Я ожидаю после картины «Автомобиль, скрипка и собака Клякса» всяких писем, и хороших и плохих. Но сейчас уже зритель более спокойно относится к поискам всяких форм в кинематографе. Появилось много мюзиклов, появилось много картин условного поэтического языка, – не в этом дело. Я предполагаю одно серьезное недоумение зрителя: почему мысль картины не слагается из простой суммы мыслей, вытекающей из каждого эпизода? Массовый зритель вполне разбирается в киноискусстве, и некоторым очевидно захочется более арифметического построения картины как суммы ясных величин. Я даже предполагаю, что за это строго с меня спросят и отдельные критики, и заранее ищу, за кого бы мне спрятаться. Спрячусь-ка я за Льва Николаевича Толстого. Он писал Н. Страхову: «Нужны люди, которые бы показали бессмыслицу отыскивания отдельных мыслей в художественном произведении, и постоянно бы руководили читателем в том бесконечном лабиринте сцеплений, в котором состоит сущность искусства, и по тем законам, которые служат основанием этих сцеплений».

Что бы мне ни написали еще два инженера и добрая Надя, которая любит ходить в кино, я люблю своих зрителей. У меня за 25 лет работы в области искусства для детей возникло ощущение, что вообще к юным зрителям нужно относиться как к своим собственным детям. И я вечно в печали: как же выполнить выпавшую на мою недолгую жизнь хотя бы частичку той огромной задачи, которая стоит перед детским кинематографом вообще.

Кинематограф для детей называют воспитательным. Я бы назвал его – родительским. И пусть это не совсем научно, но для меня зато вполне конкретно. Поиск воздействия – смысл моей режиссерской работы. Мы, родители, знаем, что на наших детей влияет многое. Мы пристально следим за влиянием улицы, школы, двора, родственников, телевидения. Ребенок мог видеть, как его родители ссорились или мирились и как отец пришел пьяный или ушел из дома… Мы должны исходить из того, что он все это видел, все это слышал, все это знает и переживает. И он может быть скрытен. Он в том возрасте, который можно совершенно точно назвать возрастом неоткровенности. Ни за что на свете об очень многом не скажет он никому, даже самым своим близким. Он скрывает в себе сокровенное как стыдное, как недозволенное – он скрывает то, что ему становится понятным, или малопонятным, или смутно ощущаемым. И он умеет вести себя так, как этого требуют от него окружающие, и взрослые, и сверстники. И он уже может быть таким, каким его хотят видеть.

» **Данные для понимания документов**:
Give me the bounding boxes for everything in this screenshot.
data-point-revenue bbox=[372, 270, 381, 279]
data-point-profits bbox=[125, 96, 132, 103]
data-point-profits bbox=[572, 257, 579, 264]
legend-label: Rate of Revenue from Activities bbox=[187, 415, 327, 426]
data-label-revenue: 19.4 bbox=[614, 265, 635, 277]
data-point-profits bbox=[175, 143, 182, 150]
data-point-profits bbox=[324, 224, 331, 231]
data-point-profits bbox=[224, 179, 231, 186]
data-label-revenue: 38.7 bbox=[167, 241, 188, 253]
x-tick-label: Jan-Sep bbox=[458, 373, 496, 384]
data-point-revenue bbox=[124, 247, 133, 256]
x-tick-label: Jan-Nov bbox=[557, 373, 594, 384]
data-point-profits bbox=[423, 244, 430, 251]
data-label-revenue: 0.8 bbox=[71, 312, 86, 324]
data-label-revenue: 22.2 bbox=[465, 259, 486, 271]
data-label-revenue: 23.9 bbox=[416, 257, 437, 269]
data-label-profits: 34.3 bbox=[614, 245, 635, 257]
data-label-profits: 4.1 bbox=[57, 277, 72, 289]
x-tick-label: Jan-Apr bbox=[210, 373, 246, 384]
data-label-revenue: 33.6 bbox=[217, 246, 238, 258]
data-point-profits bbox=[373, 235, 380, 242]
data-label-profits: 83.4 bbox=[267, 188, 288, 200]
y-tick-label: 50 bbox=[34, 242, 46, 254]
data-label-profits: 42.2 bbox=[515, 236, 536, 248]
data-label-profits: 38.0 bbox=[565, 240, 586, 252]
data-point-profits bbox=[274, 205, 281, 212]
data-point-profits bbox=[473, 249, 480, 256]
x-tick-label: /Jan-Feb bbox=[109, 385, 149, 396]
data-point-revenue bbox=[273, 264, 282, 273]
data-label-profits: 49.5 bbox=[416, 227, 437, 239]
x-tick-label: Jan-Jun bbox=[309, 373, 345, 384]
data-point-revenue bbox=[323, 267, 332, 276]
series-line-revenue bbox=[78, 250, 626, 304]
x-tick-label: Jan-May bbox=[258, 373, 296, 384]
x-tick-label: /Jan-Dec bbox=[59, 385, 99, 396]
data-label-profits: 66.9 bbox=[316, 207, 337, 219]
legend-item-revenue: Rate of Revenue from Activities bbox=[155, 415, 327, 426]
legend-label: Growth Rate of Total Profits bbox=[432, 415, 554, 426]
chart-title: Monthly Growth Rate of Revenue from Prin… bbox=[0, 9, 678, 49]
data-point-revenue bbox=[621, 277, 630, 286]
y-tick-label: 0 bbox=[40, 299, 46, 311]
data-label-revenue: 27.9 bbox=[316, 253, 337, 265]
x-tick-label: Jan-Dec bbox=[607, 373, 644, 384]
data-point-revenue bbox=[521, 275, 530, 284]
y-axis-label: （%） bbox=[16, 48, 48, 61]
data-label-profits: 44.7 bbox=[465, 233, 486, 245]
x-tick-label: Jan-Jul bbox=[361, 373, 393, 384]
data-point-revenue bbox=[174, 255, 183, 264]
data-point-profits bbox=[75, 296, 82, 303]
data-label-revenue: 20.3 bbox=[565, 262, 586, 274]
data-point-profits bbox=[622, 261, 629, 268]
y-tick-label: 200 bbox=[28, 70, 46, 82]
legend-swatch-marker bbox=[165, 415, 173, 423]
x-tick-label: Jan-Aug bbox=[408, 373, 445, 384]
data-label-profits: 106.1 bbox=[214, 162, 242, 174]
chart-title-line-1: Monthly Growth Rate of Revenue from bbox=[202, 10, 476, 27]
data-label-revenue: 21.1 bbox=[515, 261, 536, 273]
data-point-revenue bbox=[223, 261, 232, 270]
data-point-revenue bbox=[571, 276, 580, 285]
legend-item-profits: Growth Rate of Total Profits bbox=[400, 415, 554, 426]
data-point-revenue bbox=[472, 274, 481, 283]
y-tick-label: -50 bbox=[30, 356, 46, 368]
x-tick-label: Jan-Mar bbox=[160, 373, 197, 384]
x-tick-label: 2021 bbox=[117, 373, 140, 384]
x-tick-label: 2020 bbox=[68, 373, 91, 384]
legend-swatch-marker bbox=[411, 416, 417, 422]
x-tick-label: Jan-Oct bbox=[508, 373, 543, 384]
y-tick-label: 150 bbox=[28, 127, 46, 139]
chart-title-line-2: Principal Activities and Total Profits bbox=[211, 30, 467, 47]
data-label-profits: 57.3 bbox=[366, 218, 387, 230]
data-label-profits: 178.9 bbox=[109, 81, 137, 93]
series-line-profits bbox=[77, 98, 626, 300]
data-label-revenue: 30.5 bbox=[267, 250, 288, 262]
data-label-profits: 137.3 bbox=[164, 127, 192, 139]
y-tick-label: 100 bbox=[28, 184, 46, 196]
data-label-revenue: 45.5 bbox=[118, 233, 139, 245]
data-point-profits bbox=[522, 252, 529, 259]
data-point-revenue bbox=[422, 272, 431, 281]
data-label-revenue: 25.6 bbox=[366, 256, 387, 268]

» **ВЫПОЛНИТЕ ЗАДАНИЯ**:
[A] Выпишите из исходного текста без изменений фрагмент, начинающийся словами «Что бы мне ни» и продолжающийся вплоть до слов «детским кинематографом вообще.».
[B] Переведите на английский язык предложение из исходного текста: «Поиск воздействия – смысл моей режиссерской работы».

» **ОТВЕТЫ К ЗАДАНИЯМ**:
[A]
Что бы мне ни написали еще два инженера и добрая Надя, которая любит ходить в кино, я люблю своих зрителей. У меня за 25 лет работы в области искусства для детей возникло ощущение, что вообще к юным зрителям нужно относиться как к своим собственным детям. И я вечно в печали: как же выполнить выпавшую на мою недолгую жизнь хотя бы частичку той огромной задачи, которая стоит перед детским кинематографом вообще.

[B] The search for influence is the meaning of my work as a director.